### What the task asks
How many lines in the records below hold the string "etiam"? Please answer with the number and nothing more.

──────────

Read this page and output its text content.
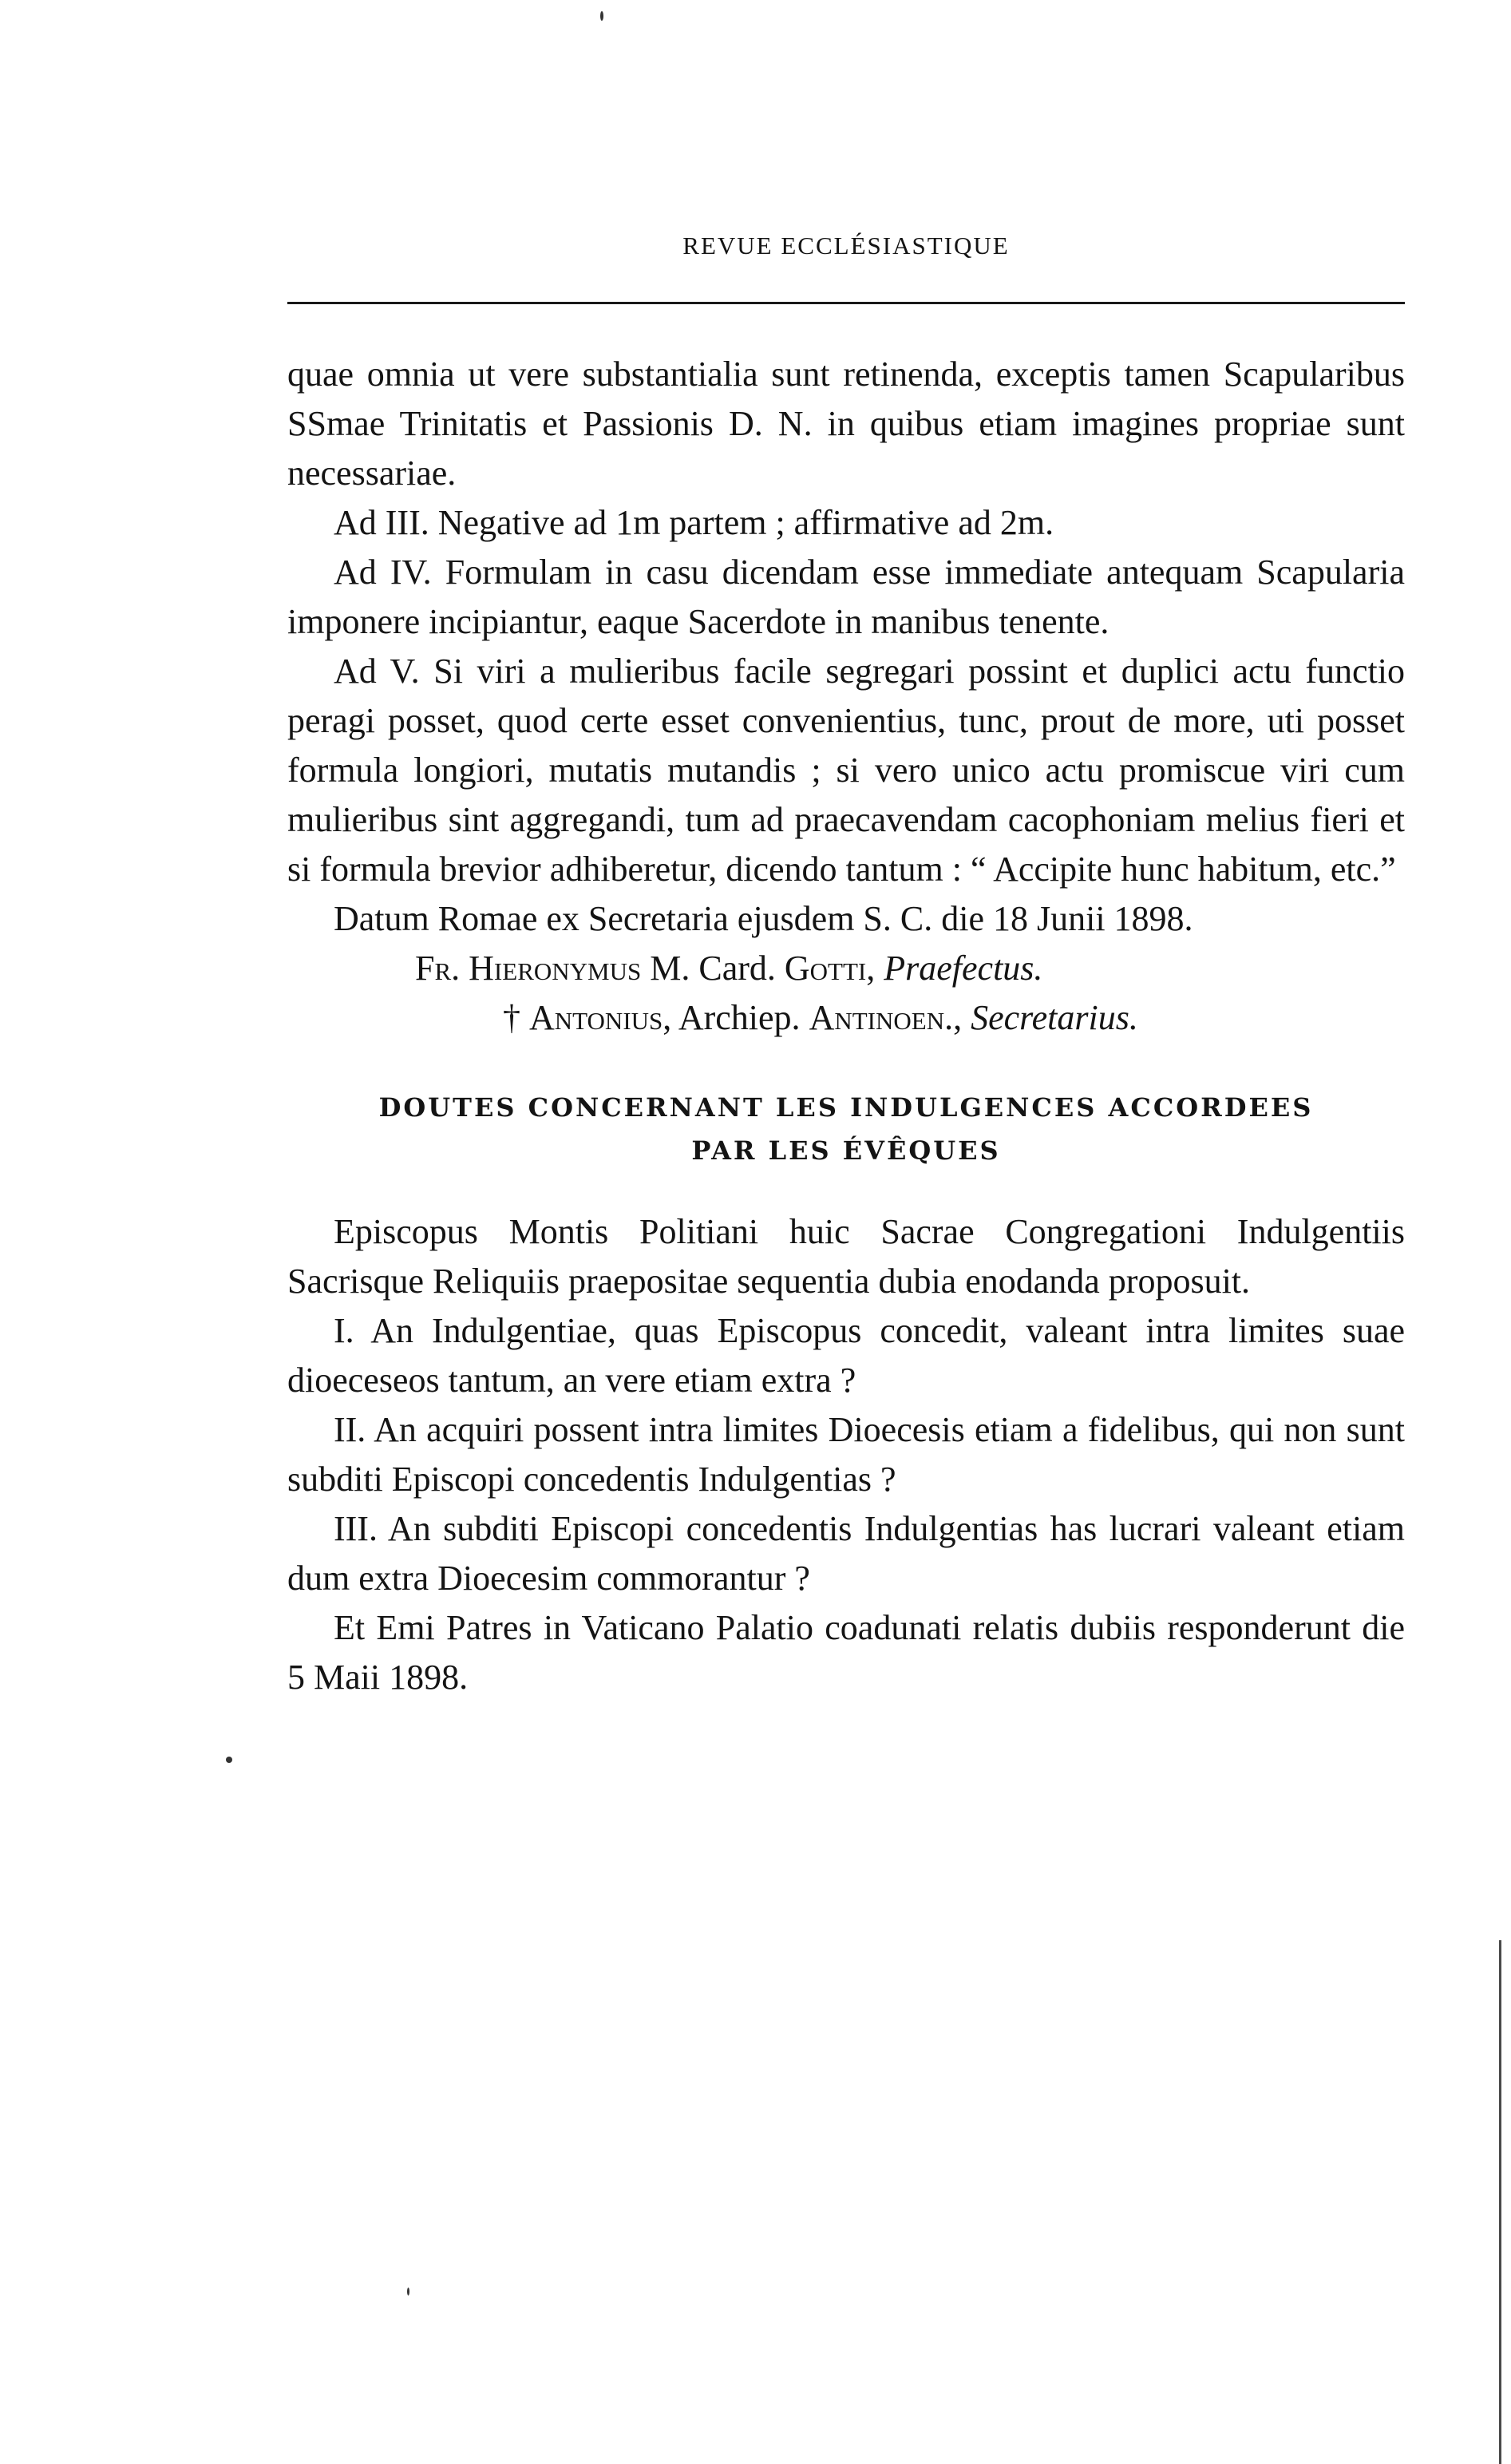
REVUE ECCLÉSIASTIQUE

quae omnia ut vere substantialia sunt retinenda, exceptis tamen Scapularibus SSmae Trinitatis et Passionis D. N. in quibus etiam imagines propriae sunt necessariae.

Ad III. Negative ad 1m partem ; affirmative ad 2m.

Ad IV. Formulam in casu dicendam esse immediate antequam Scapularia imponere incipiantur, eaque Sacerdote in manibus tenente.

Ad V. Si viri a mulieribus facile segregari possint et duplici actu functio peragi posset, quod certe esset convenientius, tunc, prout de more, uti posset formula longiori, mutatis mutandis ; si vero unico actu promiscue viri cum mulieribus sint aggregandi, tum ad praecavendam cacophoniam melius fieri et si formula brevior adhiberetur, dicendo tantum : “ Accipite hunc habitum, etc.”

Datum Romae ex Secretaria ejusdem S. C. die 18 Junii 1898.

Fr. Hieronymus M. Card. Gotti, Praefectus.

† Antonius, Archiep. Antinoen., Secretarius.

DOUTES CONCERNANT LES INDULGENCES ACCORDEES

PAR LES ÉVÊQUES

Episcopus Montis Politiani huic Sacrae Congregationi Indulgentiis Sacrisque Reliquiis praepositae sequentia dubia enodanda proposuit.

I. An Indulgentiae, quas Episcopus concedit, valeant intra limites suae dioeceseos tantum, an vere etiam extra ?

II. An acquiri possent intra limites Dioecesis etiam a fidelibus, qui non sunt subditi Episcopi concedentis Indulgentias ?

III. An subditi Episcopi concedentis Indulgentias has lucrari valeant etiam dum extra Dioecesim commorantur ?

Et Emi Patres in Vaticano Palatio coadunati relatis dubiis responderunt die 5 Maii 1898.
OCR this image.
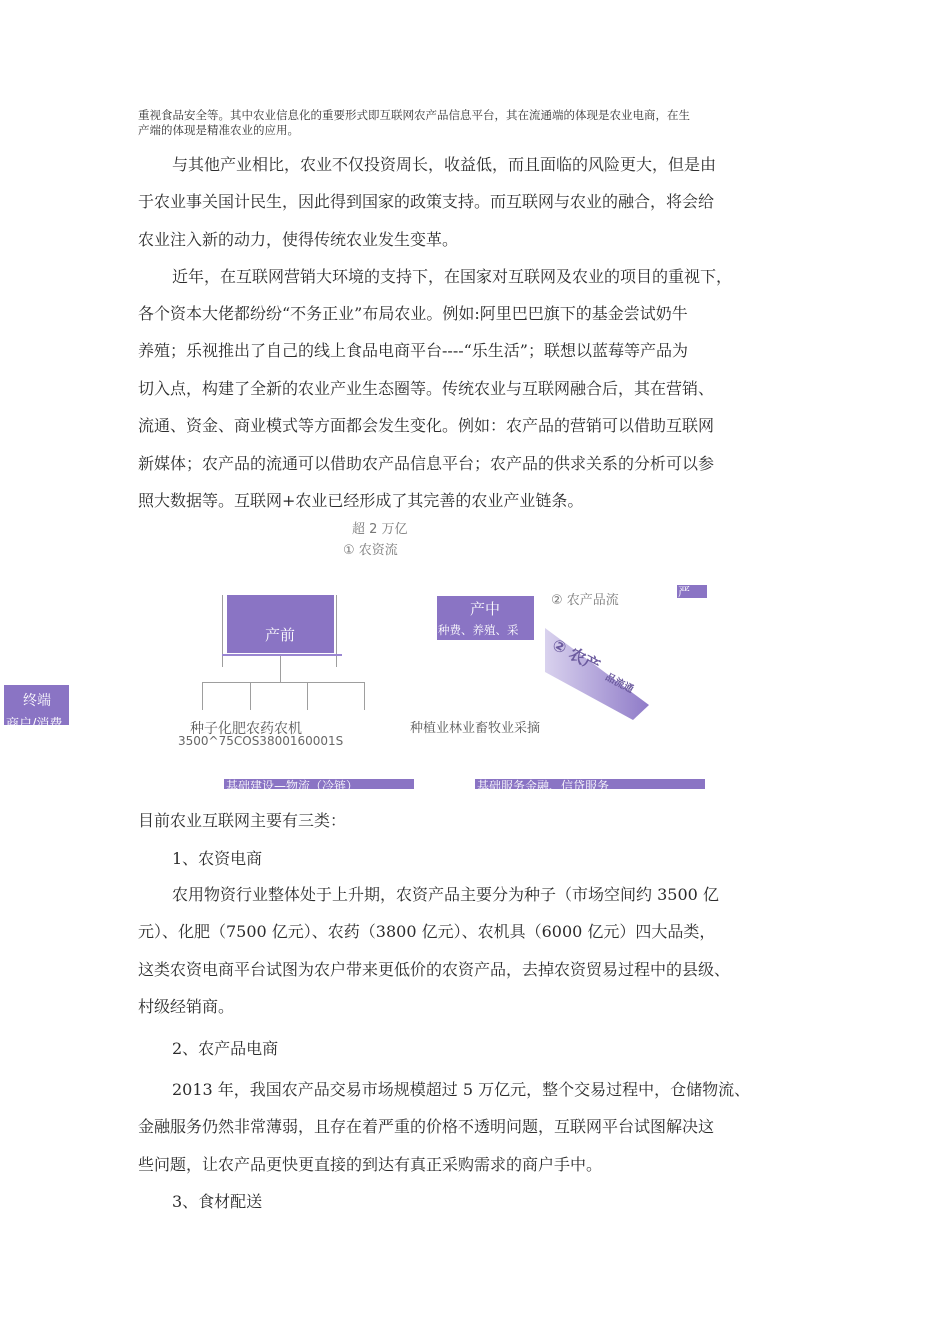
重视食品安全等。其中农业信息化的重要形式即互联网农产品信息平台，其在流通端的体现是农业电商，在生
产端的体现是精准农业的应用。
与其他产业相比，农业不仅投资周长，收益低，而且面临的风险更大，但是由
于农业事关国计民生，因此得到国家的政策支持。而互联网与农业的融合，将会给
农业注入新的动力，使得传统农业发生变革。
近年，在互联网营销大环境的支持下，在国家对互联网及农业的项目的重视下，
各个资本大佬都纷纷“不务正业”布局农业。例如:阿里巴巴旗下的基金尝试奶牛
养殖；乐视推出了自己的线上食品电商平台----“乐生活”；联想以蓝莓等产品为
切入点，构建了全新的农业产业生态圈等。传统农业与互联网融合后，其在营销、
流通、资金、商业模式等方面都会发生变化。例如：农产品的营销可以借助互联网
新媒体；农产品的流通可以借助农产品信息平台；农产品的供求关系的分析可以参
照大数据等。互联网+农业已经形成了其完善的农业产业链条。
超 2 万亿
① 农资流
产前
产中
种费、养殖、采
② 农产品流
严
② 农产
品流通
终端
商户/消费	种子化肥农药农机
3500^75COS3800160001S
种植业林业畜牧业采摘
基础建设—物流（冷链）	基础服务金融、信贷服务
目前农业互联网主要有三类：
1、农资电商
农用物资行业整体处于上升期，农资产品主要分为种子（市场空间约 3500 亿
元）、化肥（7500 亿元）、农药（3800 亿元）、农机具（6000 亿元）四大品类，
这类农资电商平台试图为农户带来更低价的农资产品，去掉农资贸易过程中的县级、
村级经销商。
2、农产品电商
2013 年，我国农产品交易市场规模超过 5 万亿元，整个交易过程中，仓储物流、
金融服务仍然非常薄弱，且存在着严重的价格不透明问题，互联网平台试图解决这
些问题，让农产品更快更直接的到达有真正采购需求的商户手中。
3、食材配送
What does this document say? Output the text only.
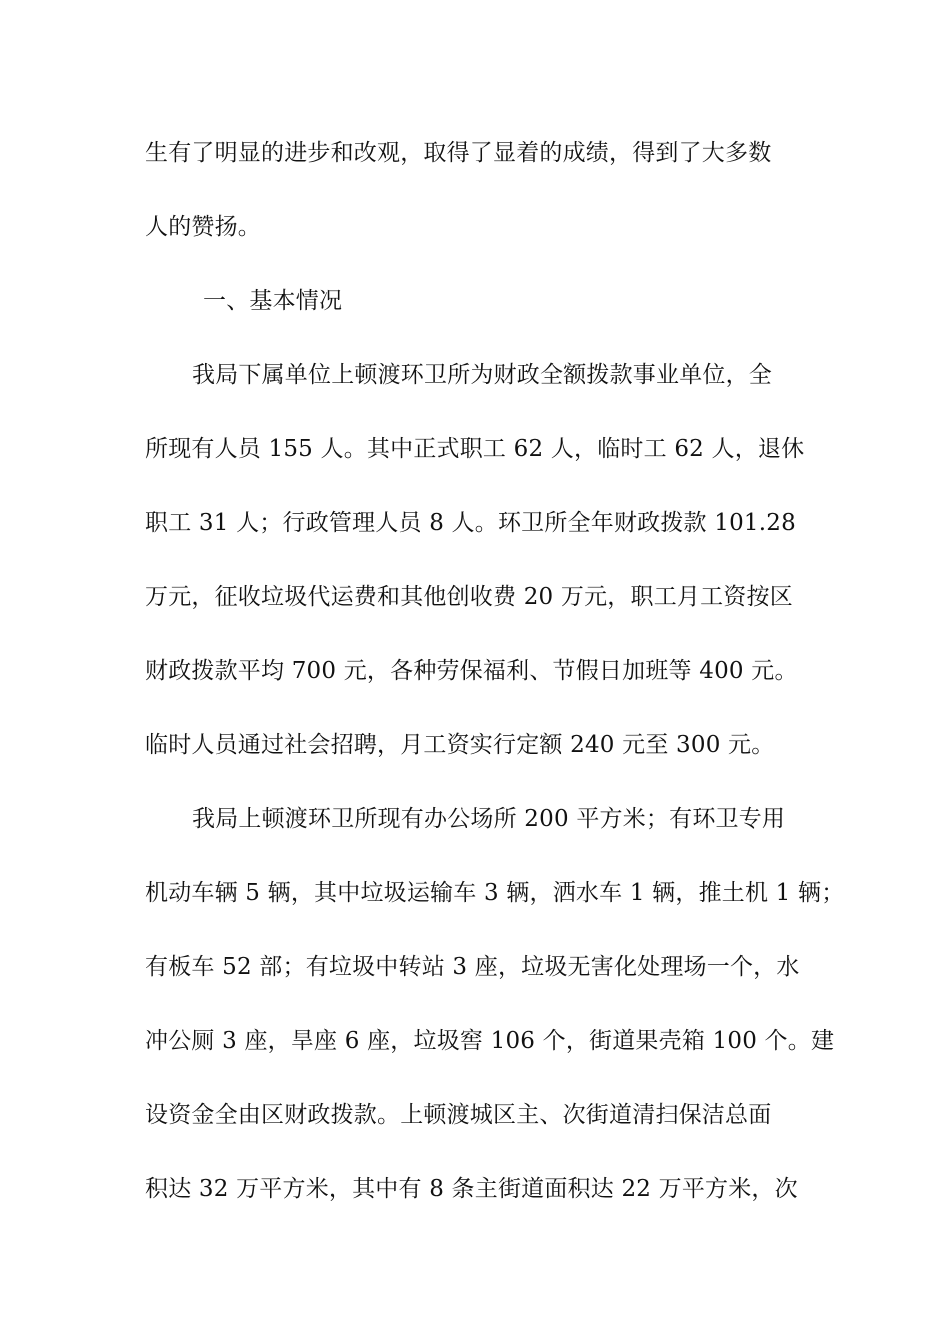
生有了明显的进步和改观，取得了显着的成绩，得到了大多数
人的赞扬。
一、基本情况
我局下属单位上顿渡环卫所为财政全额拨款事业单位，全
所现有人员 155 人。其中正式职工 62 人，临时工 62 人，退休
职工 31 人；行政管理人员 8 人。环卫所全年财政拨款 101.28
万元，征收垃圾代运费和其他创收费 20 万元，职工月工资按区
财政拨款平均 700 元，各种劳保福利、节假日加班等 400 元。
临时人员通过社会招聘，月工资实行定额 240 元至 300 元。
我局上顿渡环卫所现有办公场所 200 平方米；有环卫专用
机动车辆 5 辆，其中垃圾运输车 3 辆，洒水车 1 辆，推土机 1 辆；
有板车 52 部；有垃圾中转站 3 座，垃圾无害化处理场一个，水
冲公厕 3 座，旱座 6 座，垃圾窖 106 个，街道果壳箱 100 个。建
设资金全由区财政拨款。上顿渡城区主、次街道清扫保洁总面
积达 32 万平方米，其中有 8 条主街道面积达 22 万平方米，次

──────────

### Solution to this task
4